Caroline, Or Change at Hampstead Theatre is an adult musical for adult audiences. The subject matter is race relations between African-American and American Jews in 1963, the year of President Kennedy’s assassination and the rise of the Civil Rights Movement. The book and lyrics are by Tony Kushner, author of Angels in America. Jeanine Tesori’s melodious score embraces a wide range of idioms and the show is entirely sung-through.

Caroline (Sharon D Clarke, excellent), a black woman, a single mother, works for a middle-class Jewish family in Louisiana She spends most of her working day in the basement and earns a pittance. Caroline becomes surrogate mother to her boss’s 8-year-old son (Charlie Gallagher, excellent) who one day by mistake leaves a 20 dollar bill in his trousers which she is to wash and there is an almighty row when she says she is going to keep it.

Clarke is a superb singer and actress and the musical is emotionally deeply involving. The good news is that Michael Longhurst’s production is transferring to the West End in the autumn.

The Abbey Theatre in Dublin invited Sean Holmes to direct Sean O’Casey’s The Plough and the Stars in 2016, the 100th anniversary of the Easter Uprising. The production now comes to Lyric Hammersmith with many of the original cast. The play offers a slice of Dublin tenement life and a reminder that far more people died of malnutrition and consumption than were killed in the war.

On the fourth night of the premiere at The Abbey Theatre in 1926 there were riots. The audience did not like the unflattering portrayal of the Irish as cowards, braggarts, looters and windbags and thought O’Casey was ridiculing the men who had died during the Uprising.

The fine ensemble is headed by Niall Buggy, very funny and perfect casting for the irritated Peter Flynn. But the play loses much of its impact when it is not staged in its correct period. I wish Holmes had given his production the full 1916 reality in clothes and settings. What we see on stage looks like a rehearsal room before the first full dress rehearsal.
------------------------------------
Task goal: In the theatre review, substitute "outstanding" for every "excellent" and write out the passage from "Caroline (Sharon D" to "to keep it.". The rows that follow were taken from a separate source.

[Bounding box entries]
------------------------------------
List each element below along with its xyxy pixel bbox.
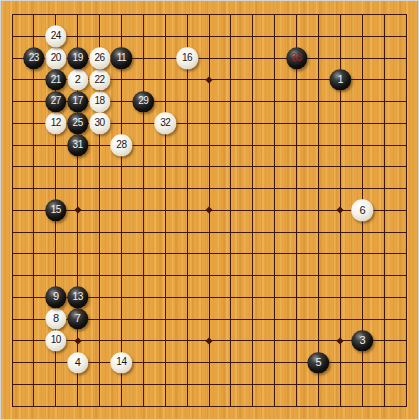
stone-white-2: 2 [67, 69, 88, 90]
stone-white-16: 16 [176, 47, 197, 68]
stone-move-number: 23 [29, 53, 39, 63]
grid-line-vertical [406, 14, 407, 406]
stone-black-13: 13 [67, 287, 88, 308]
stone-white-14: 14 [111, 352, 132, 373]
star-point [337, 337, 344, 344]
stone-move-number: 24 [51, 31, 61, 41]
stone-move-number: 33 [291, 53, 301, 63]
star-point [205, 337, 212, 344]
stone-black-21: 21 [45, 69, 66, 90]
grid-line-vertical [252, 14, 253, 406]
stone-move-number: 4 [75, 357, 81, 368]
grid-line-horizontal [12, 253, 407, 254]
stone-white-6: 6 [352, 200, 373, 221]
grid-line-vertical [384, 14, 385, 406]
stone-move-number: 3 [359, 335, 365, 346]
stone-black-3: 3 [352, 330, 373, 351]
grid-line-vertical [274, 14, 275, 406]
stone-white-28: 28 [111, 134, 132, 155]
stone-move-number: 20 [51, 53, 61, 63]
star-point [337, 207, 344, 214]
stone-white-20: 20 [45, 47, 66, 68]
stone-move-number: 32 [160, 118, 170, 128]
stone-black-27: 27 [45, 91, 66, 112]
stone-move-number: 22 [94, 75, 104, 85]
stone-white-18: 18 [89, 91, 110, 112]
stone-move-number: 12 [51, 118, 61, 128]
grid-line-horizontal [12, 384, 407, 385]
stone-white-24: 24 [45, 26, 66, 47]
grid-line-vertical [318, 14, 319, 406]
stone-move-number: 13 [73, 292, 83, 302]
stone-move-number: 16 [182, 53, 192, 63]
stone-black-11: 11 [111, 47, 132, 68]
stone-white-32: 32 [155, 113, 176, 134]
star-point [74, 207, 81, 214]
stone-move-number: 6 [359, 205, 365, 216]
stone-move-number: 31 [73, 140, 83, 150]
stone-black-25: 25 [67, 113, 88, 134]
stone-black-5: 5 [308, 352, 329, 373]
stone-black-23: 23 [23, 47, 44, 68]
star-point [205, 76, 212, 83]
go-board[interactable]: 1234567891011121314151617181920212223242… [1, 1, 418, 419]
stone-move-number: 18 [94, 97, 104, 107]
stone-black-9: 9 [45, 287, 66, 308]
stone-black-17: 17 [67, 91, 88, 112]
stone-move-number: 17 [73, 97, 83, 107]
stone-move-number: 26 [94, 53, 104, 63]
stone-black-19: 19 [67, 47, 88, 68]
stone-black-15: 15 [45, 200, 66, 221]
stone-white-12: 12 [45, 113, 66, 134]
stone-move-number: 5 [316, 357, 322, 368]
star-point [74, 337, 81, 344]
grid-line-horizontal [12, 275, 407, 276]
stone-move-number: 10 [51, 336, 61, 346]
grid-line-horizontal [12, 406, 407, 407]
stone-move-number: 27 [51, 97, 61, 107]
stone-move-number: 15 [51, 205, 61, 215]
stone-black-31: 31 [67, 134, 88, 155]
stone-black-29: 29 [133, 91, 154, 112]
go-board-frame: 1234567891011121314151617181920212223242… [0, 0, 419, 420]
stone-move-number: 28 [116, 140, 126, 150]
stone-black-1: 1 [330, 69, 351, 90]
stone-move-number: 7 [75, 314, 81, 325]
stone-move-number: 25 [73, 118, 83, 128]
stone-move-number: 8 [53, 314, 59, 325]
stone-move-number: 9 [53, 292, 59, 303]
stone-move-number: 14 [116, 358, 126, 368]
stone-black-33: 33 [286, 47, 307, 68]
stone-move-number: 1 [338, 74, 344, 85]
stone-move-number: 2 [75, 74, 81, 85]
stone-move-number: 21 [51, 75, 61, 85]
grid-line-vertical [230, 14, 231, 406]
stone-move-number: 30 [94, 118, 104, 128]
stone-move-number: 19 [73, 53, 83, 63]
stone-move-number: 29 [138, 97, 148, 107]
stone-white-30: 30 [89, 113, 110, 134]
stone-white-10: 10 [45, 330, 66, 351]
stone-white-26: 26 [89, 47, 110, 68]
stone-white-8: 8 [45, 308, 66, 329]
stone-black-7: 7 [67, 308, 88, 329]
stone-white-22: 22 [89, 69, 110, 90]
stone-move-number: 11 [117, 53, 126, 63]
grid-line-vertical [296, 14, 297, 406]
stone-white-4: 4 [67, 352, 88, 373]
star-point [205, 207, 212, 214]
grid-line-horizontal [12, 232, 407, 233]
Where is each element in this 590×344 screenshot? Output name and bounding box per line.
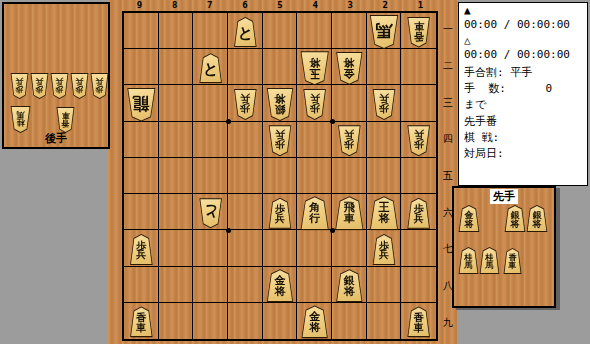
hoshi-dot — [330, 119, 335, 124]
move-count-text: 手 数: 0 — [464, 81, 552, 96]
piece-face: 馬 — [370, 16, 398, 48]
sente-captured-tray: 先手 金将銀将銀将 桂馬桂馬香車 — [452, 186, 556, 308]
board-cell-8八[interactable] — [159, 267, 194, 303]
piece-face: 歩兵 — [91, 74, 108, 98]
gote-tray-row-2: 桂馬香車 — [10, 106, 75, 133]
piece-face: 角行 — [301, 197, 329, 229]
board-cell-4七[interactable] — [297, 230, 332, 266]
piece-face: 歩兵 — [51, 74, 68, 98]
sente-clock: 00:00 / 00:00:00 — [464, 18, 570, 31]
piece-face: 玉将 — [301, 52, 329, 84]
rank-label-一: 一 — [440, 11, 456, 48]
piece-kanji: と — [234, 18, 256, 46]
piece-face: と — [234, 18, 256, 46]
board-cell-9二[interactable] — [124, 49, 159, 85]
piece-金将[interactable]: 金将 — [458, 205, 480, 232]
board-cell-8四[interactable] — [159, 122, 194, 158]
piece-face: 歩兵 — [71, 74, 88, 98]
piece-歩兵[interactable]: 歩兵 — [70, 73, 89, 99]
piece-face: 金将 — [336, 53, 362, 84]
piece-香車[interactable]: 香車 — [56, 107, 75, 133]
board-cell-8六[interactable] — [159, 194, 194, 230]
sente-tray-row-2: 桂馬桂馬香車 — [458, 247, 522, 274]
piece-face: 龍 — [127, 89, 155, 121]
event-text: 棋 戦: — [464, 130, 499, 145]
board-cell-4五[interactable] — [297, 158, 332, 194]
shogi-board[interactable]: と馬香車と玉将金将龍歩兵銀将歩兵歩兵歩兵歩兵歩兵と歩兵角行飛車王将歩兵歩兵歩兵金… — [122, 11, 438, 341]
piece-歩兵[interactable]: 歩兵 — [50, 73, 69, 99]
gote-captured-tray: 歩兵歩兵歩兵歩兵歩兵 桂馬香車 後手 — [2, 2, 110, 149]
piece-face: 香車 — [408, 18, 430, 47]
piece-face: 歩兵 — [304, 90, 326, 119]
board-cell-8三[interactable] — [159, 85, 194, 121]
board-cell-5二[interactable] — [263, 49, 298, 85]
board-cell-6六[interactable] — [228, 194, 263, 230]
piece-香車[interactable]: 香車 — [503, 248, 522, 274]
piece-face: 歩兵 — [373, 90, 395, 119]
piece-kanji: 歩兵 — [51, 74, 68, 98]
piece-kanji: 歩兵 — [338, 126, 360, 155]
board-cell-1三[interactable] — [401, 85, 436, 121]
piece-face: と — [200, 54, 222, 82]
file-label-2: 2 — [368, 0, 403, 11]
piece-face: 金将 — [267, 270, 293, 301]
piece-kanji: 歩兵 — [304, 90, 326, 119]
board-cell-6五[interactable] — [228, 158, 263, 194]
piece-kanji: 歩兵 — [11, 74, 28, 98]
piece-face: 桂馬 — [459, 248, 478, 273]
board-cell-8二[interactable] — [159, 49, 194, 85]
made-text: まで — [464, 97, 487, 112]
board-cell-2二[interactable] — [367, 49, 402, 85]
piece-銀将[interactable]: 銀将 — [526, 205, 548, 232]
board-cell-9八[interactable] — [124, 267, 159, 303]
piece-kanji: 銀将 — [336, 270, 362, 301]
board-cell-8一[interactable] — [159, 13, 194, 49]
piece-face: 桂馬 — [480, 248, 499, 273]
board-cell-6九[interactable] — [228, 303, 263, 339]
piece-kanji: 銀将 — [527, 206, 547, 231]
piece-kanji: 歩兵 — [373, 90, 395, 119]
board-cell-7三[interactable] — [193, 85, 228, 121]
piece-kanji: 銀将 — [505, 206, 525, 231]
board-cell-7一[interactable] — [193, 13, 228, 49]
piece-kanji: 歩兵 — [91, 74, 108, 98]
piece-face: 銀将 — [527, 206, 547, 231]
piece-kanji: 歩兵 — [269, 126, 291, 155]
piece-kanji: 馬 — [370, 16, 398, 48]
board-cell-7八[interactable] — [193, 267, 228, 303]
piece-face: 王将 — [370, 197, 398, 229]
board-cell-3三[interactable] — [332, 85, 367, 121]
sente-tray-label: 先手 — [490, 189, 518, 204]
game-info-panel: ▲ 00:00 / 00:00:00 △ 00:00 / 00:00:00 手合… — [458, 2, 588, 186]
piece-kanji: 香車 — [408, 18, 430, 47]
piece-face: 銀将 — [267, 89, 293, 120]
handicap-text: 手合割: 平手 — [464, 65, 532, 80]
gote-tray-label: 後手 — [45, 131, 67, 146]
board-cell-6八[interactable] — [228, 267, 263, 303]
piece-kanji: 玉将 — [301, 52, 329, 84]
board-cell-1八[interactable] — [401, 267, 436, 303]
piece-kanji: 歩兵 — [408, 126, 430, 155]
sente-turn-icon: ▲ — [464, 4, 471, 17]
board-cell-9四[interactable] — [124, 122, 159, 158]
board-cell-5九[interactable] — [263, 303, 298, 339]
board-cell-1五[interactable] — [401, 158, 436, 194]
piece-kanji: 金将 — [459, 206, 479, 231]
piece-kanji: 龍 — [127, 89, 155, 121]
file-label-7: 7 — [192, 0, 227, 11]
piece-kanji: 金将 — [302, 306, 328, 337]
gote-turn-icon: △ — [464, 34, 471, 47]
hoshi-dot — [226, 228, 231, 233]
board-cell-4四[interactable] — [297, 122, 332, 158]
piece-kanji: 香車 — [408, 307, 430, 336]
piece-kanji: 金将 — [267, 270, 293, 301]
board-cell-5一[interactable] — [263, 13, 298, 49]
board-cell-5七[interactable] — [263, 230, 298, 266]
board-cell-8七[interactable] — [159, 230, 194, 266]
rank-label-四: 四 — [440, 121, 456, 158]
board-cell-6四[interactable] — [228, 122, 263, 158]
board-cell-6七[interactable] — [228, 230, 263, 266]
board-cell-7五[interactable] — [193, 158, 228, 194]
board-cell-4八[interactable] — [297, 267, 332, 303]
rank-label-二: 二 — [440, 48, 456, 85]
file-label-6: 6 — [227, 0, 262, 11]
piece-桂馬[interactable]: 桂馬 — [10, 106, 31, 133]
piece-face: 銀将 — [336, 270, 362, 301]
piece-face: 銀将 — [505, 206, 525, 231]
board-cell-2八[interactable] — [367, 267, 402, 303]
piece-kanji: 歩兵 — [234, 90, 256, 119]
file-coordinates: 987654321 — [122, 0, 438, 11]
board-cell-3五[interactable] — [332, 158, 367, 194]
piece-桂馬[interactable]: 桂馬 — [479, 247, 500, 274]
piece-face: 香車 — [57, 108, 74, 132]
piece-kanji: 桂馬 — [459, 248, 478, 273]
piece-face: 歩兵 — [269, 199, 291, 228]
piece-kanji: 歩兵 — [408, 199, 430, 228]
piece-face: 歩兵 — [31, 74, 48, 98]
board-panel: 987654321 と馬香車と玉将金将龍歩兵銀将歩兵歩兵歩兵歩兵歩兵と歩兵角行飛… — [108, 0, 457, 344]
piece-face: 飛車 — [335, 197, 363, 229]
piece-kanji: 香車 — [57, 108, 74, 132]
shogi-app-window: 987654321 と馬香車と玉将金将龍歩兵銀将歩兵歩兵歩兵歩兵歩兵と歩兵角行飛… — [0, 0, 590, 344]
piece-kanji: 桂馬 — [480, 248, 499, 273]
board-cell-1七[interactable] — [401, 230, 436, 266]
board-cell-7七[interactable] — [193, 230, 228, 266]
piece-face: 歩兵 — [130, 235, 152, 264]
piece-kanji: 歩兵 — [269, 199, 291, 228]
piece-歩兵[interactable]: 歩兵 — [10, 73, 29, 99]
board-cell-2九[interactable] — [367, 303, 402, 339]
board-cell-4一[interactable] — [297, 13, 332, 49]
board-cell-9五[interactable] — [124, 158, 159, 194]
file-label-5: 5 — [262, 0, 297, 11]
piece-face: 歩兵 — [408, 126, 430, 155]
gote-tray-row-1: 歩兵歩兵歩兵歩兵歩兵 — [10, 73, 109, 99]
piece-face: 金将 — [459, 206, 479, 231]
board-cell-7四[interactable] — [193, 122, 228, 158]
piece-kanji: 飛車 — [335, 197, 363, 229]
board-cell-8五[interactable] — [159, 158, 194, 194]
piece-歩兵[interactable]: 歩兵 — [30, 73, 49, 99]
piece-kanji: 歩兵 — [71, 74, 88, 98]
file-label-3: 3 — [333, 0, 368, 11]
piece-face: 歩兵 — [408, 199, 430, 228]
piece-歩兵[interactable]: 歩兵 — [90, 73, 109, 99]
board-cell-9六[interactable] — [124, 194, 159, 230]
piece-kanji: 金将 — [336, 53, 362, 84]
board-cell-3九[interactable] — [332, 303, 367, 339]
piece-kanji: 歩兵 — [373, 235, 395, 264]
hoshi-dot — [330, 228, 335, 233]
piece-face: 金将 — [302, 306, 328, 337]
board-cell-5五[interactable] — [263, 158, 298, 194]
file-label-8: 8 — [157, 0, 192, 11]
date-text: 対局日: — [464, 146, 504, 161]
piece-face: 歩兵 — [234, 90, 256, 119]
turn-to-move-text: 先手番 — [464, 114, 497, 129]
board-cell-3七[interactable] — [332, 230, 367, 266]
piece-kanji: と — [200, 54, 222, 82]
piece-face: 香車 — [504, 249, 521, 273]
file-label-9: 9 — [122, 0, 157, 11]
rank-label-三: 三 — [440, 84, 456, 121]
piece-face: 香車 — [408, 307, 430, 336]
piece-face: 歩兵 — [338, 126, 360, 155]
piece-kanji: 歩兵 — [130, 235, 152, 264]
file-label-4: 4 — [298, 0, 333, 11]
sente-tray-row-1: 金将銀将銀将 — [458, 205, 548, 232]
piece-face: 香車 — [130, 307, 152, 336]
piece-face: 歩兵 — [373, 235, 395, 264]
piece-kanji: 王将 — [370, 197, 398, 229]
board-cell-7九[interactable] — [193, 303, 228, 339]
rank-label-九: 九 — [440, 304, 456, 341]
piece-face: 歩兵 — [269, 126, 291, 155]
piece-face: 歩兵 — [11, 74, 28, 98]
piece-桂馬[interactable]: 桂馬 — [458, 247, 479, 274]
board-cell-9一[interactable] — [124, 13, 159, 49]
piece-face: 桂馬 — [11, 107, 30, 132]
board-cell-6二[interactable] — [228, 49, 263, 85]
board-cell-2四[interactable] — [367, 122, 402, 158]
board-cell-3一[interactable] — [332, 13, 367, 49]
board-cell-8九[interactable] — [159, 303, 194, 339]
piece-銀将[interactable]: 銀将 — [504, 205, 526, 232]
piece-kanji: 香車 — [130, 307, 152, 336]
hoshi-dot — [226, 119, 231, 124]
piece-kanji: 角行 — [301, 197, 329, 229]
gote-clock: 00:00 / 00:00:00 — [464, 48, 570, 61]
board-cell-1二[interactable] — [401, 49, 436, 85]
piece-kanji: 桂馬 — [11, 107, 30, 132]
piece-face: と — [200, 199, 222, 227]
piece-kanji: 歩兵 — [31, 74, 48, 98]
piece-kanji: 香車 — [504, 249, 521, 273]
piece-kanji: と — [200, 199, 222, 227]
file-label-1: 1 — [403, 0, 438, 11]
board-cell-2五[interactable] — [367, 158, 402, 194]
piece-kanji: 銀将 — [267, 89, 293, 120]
------------------------------------
Result:
Caroline (Sharon D Clarke, outstanding), a black woman, a single mother, works for a middle-class Jewish family in Louisiana She spends most of her working day in the basement and earns a pittance. Caroline becomes surrogate mother to her boss’s 8-year-old son (Charlie Gallagher, outstanding) who one day by mistake leaves a 20 dollar bill in his trousers which she is to wash and there is an almighty row when she says she is going to keep it.